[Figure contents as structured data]
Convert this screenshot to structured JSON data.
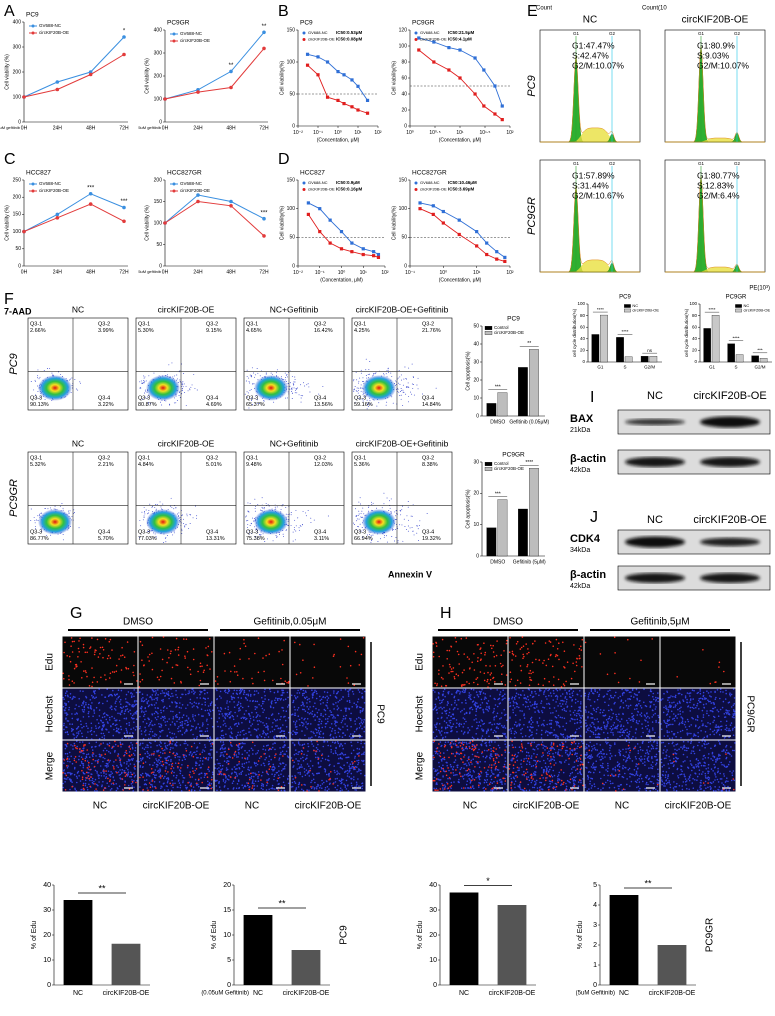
{
  "panel_labels": [
    "A",
    "B",
    "C",
    "D",
    "E",
    "F",
    "G",
    "H",
    "I",
    "J"
  ],
  "chart_data": [
    {
      "type": "line",
      "title": "PC9",
      "categories": [
        "0H",
        "24H",
        "48H",
        "72H"
      ],
      "series": [
        {
          "name": "GV688-NC",
          "color": "#3a8fe0",
          "values": [
            100,
            160,
            200,
            340
          ]
        },
        {
          "name": "circKIF20B-OE",
          "color": "#e23b3b",
          "values": [
            100,
            130,
            190,
            270
          ]
        }
      ],
      "ylim": [
        0,
        400
      ],
      "yticks": [
        0,
        100,
        200,
        300,
        400
      ],
      "ylabel": "Cell viability (%)",
      "sig": [
        null,
        null,
        null,
        "*"
      ],
      "note": "0.05uM gefitinib"
    },
    {
      "type": "line",
      "title": "PC9GR",
      "categories": [
        "0H",
        "24H",
        "48H",
        "72H"
      ],
      "series": [
        {
          "name": "GV688-NC",
          "color": "#3a8fe0",
          "values": [
            100,
            140,
            220,
            390
          ]
        },
        {
          "name": "circKIF20B-OE",
          "color": "#e23b3b",
          "values": [
            100,
            130,
            150,
            320
          ]
        }
      ],
      "ylim": [
        0,
        400
      ],
      "yticks": [
        0,
        100,
        200,
        300,
        400
      ],
      "ylabel": "Cell viability (%)",
      "sig": [
        null,
        null,
        "**",
        "**"
      ],
      "note": "5uM gefitinib"
    },
    {
      "type": "scatter",
      "title": "PC9",
      "x": [
        0.03,
        0.1,
        0.3,
        1,
        2,
        5,
        10,
        30
      ],
      "series": [
        {
          "name": "GV688-NC",
          "color": "#2f6fd6",
          "ic50": "IC50:0.53μM",
          "values": [
            112,
            108,
            100,
            85,
            80,
            72,
            62,
            40
          ]
        },
        {
          "name": "circKIF20B-OE",
          "color": "#e01e1e",
          "ic50": "IC50:0.08μM",
          "values": [
            95,
            80,
            45,
            40,
            35,
            30,
            25,
            20
          ]
        }
      ],
      "xlim": [
        0.01,
        100
      ],
      "xticks": [
        {
          "value": 0.01,
          "label": "10⁻²"
        },
        {
          "value": 0.1,
          "label": "10⁻¹"
        },
        {
          "value": 1,
          "label": "10⁰"
        },
        {
          "value": 10,
          "label": "10¹"
        },
        {
          "value": 100,
          "label": "10²"
        }
      ],
      "log_x": true,
      "ylim": [
        0,
        150
      ],
      "yticks": [
        0,
        50,
        100,
        150
      ],
      "reference_line": 50,
      "ylabel": "Cell viability(%)",
      "xlabel": "(Concentation, μM)"
    },
    {
      "type": "scatter",
      "title": "PC9GR",
      "x": [
        1.5,
        3,
        6,
        10,
        20,
        30,
        50,
        70
      ],
      "series": [
        {
          "name": "GV688-NC",
          "color": "#2f6fd6",
          "ic50": "IC50:21.5μM",
          "values": [
            110,
            105,
            98,
            95,
            85,
            70,
            50,
            25
          ]
        },
        {
          "name": "circKIF20B-OE",
          "color": "#e01e1e",
          "ic50": "IC50:4.1μM",
          "values": [
            95,
            80,
            70,
            60,
            40,
            25,
            15,
            8
          ]
        }
      ],
      "xlim": [
        1,
        100
      ],
      "xticks": [
        {
          "value": 1,
          "label": "10⁰"
        },
        {
          "value": 3.1623,
          "label": "10⁰·⁵"
        },
        {
          "value": 10,
          "label": "10¹"
        },
        {
          "value": 31.623,
          "label": "10¹·⁵"
        },
        {
          "value": 100,
          "label": "10²"
        }
      ],
      "log_x": true,
      "ylim": [
        0,
        120
      ],
      "yticks": [
        0,
        20,
        40,
        60,
        80,
        100,
        120
      ],
      "reference_line": 50,
      "ylabel": "Cell viability(%)",
      "xlabel": "(Concentation, μM)"
    },
    {
      "type": "line",
      "title": "HCC827",
      "categories": [
        "0H",
        "24H",
        "48H",
        "72H"
      ],
      "series": [
        {
          "name": "GV688-NC",
          "color": "#3a8fe0",
          "values": [
            100,
            150,
            210,
            170
          ]
        },
        {
          "name": "circKIF20B-OE",
          "color": "#e23b3b",
          "values": [
            100,
            140,
            180,
            130
          ]
        }
      ],
      "ylim": [
        0,
        250
      ],
      "yticks": [
        0,
        50,
        100,
        150,
        200,
        250
      ],
      "ylabel": "Cell viability (%)",
      "sig": [
        null,
        null,
        "***",
        "***"
      ]
    },
    {
      "type": "line",
      "title": "HCC827GR",
      "categories": [
        "0H",
        "24H",
        "48H",
        "72H"
      ],
      "series": [
        {
          "name": "GV688-NC",
          "color": "#3a8fe0",
          "values": [
            100,
            165,
            150,
            110
          ]
        },
        {
          "name": "circKIF20B-OE",
          "color": "#e23b3b",
          "values": [
            100,
            150,
            140,
            70
          ]
        }
      ],
      "ylim": [
        0,
        200
      ],
      "yticks": [
        0,
        50,
        100,
        150,
        200
      ],
      "ylabel": "Cell viability (%)",
      "sig": [
        null,
        null,
        null,
        "***"
      ],
      "note": "5uM gefitinib"
    },
    {
      "type": "scatter",
      "title": "HCC827",
      "x": [
        0.03,
        0.1,
        0.3,
        1,
        3,
        10,
        30,
        50
      ],
      "series": [
        {
          "name": "GV688-NC",
          "color": "#2f6fd6",
          "ic50": "IC50:0.9μM",
          "values": [
            110,
            100,
            80,
            60,
            40,
            30,
            25,
            20
          ]
        },
        {
          "name": "circKIF20B-OE",
          "color": "#e01e1e",
          "ic50": "IC50:0.16μM",
          "values": [
            90,
            60,
            40,
            30,
            25,
            20,
            18,
            15
          ]
        }
      ],
      "xlim": [
        0.01,
        100
      ],
      "xticks": [
        {
          "value": 0.01,
          "label": "10⁻²"
        },
        {
          "value": 0.1,
          "label": "10⁻¹"
        },
        {
          "value": 1,
          "label": "10⁰"
        },
        {
          "value": 10,
          "label": "10¹"
        },
        {
          "value": 100,
          "label": "10²"
        }
      ],
      "log_x": true,
      "ylim": [
        0,
        150
      ],
      "yticks": [
        0,
        50,
        100,
        150
      ],
      "reference_line": 50,
      "ylabel": "Cell viability(%)",
      "xlabel": "(Concentation, μM)"
    },
    {
      "type": "scatter",
      "title": "HCC827GR",
      "x": [
        0.2,
        0.5,
        1,
        3,
        10,
        20,
        40,
        70
      ],
      "series": [
        {
          "name": "GV688-NC",
          "color": "#2f6fd6",
          "ic50": "IC50:10.46μM",
          "values": [
            110,
            105,
            95,
            80,
            60,
            40,
            25,
            15
          ]
        },
        {
          "name": "circKIF20B-OE",
          "color": "#e01e1e",
          "ic50": "IC50:3.69μM",
          "values": [
            100,
            90,
            75,
            55,
            35,
            20,
            12,
            8
          ]
        }
      ],
      "xlim": [
        0.1,
        100
      ],
      "xticks": [
        {
          "value": 0.1,
          "label": "10⁻¹"
        },
        {
          "value": 1,
          "label": "10⁰"
        },
        {
          "value": 10,
          "label": "10¹"
        },
        {
          "value": 100,
          "label": "10²"
        }
      ],
      "log_x": true,
      "ylim": [
        0,
        150
      ],
      "yticks": [
        0,
        50,
        100,
        150
      ],
      "reference_line": 50,
      "ylabel": "Cell viability(%)",
      "xlabel": "(Concentation, μM)"
    },
    {
      "type": "bar",
      "title": "PC9",
      "categories": [
        "G1",
        "S",
        "G2/M"
      ],
      "series": [
        {
          "name": "NC",
          "color": "#000000",
          "values": [
            47.47,
            42.47,
            10.07
          ]
        },
        {
          "name": "circKIF20B-OE",
          "color": "#c8c8c8",
          "values": [
            80.9,
            9.03,
            10.07
          ]
        }
      ],
      "ylim": [
        0,
        100
      ],
      "yticks": [
        0,
        20,
        40,
        60,
        80,
        100
      ],
      "ylabel": "cell cycle distribution(%)",
      "sig": [
        "****",
        "****",
        "ns"
      ]
    },
    {
      "type": "bar",
      "title": "PC9GR",
      "categories": [
        "G1",
        "S",
        "G2/M"
      ],
      "series": [
        {
          "name": "NC",
          "color": "#000000",
          "values": [
            57.89,
            31.44,
            10.67
          ]
        },
        {
          "name": "circKIF20B-OE",
          "color": "#c8c8c8",
          "values": [
            80.77,
            12.83,
            6.4
          ]
        }
      ],
      "ylim": [
        0,
        100
      ],
      "yticks": [
        0,
        20,
        40,
        60,
        80,
        100
      ],
      "ylabel": "cell cycle distribution(%)",
      "sig": [
        "****",
        "****",
        "***"
      ]
    },
    {
      "type": "bar",
      "title": "PC9",
      "categories": [
        "DMSO",
        "Gefitinib (0.05μM)"
      ],
      "series": [
        {
          "name": "Control",
          "color": "#000000",
          "values": [
            7,
            27
          ]
        },
        {
          "name": "circKIF20B-OE",
          "color": "#bdbdbd",
          "values": [
            13,
            37
          ]
        }
      ],
      "ylim": [
        0,
        50
      ],
      "yticks": [
        0,
        10,
        20,
        30,
        40,
        50
      ],
      "ylabel": "Cell apoptosis(%)",
      "sig": [
        "***",
        "**"
      ]
    },
    {
      "type": "bar",
      "title": "PC9GR",
      "categories": [
        "DMSO",
        "Gefitinib (5μM)"
      ],
      "series": [
        {
          "name": "Control",
          "color": "#000000",
          "values": [
            9,
            15
          ]
        },
        {
          "name": "circKIF20B-OE",
          "color": "#bdbdbd",
          "values": [
            18,
            28
          ]
        }
      ],
      "ylim": [
        0,
        30
      ],
      "yticks": [
        0,
        10,
        20,
        30
      ],
      "ylabel": "Cell apoptosis(%)",
      "sig": [
        "***",
        "****"
      ]
    },
    {
      "type": "bar",
      "categories": [
        "NC",
        "circKIF20B-OE"
      ],
      "values": [
        34,
        16.5
      ],
      "colors": [
        "#000000",
        "#555555"
      ],
      "ylim": [
        0,
        40
      ],
      "yticks": [
        0,
        10,
        20,
        30,
        40
      ],
      "ylabel": "% of Edu",
      "sig": "**"
    },
    {
      "type": "bar",
      "categories": [
        "NC",
        "circKIF20B-OE"
      ],
      "values": [
        14,
        7
      ],
      "colors": [
        "#000000",
        "#555555"
      ],
      "ylim": [
        0,
        20
      ],
      "yticks": [
        0,
        5,
        10,
        15,
        20
      ],
      "ylabel": "% of Edu",
      "sig": "**",
      "note": "(0.05uM Gefitinib)",
      "side_label": "PC9"
    },
    {
      "type": "bar",
      "categories": [
        "NC",
        "circKIF20B-OE"
      ],
      "values": [
        37,
        32
      ],
      "colors": [
        "#000000",
        "#555555"
      ],
      "ylim": [
        0,
        40
      ],
      "yticks": [
        0,
        10,
        20,
        30,
        40
      ],
      "ylabel": "% of Edu",
      "sig": "*"
    },
    {
      "type": "bar",
      "categories": [
        "NC",
        "circKIF20B-OE"
      ],
      "values": [
        4.5,
        2
      ],
      "colors": [
        "#000000",
        "#555555"
      ],
      "ylim": [
        0,
        5
      ],
      "yticks": [
        0,
        1,
        2,
        3,
        4,
        5
      ],
      "ylabel": "% of Edu",
      "sig": "**",
      "note": "(5uM Gefitinib)",
      "side_label": "PC9GR"
    }
  ],
  "flow_cycle": {
    "columns": [
      "NC",
      "circKIF20B-OE"
    ],
    "rows": [
      "PC9",
      "PC9GR"
    ],
    "count_label": "Count",
    "count_label_2": "Count(10",
    "x_label": "PE(10³)",
    "gate_labels": [
      "G1",
      "G2"
    ],
    "stats": [
      [
        [
          "G1:47.47%",
          "S:42.47%",
          "G2/M:10.07%"
        ],
        [
          "G1:80.9%",
          "S:9.03%",
          "G2/M:10.07%"
        ]
      ],
      [
        [
          "G1:57.89%",
          "S:31.44%",
          "G2/M:10.67%"
        ],
        [
          "G1:80.77%",
          "S:12.83%",
          "G2/M:6.4%"
        ]
      ]
    ]
  },
  "flow_apoptosis": {
    "y_label": "7-AAD",
    "x_label": "Annexin V",
    "rows": [
      "PC9",
      "PC9GR"
    ],
    "columns": [
      "NC",
      "circKIF20B-OE",
      "NC+Gefitinib",
      "circKIF20B-OE+Gefitinib"
    ],
    "quadrant_names": [
      "Q3-1",
      "Q3-2",
      "Q3-3",
      "Q3-4"
    ],
    "quadrants": [
      [
        [
          "2.66%",
          "3.99%",
          "90.13%",
          "3.22%"
        ],
        [
          "5.30%",
          "9.15%",
          "80.87%",
          "4.69%"
        ],
        [
          "4.65%",
          "16.42%",
          "65.37%",
          "13.56%"
        ],
        [
          "4.25%",
          "21.76%",
          "59.16%",
          "14.84%"
        ]
      ],
      [
        [
          "5.32%",
          "2.21%",
          "86.77%",
          "5.70%"
        ],
        [
          "4.84%",
          "5.01%",
          "77.03%",
          "13.31%"
        ],
        [
          "9.48%",
          "12.03%",
          "75.38%",
          "3.11%"
        ],
        [
          "5.36%",
          "8.38%",
          "66.94%",
          "19.32%"
        ]
      ]
    ]
  },
  "blots": [
    {
      "columns": [
        "NC",
        "circKIF20B-OE"
      ],
      "rows": [
        {
          "name": "BAX",
          "size": "21kDa"
        },
        {
          "name": "β-actin",
          "size": "42kDa"
        }
      ]
    },
    {
      "columns": [
        "NC",
        "circKIF20B-OE"
      ],
      "rows": [
        {
          "name": "CDK4",
          "size": "34kDa"
        },
        {
          "name": "β-actin",
          "size": "42kDa"
        }
      ]
    }
  ],
  "edu": [
    {
      "treatments": [
        "DMSO",
        "Gefitinib,0.05μM"
      ],
      "stains": [
        "Edu",
        "Hoechst",
        "Merge"
      ],
      "side": "PC9",
      "columns": [
        "NC",
        "circKIF20B-OE",
        "NC",
        "circKIF20B-OE"
      ]
    },
    {
      "treatments": [
        "DMSO",
        "Gefitinib,5μM"
      ],
      "stains": [
        "Edu",
        "Hoechst",
        "Merge"
      ],
      "side": "PC9/GR",
      "columns": [
        "NC",
        "circKIF20B-OE",
        "NC",
        "circKIF20B-OE"
      ]
    }
  ]
}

### The exercise
Every line containing the string "size" must be listed.

### Exercise solution
          "size": "21kDa"
          "size": "42kDa"
          "size": "34kDa"
          "size": "42kDa"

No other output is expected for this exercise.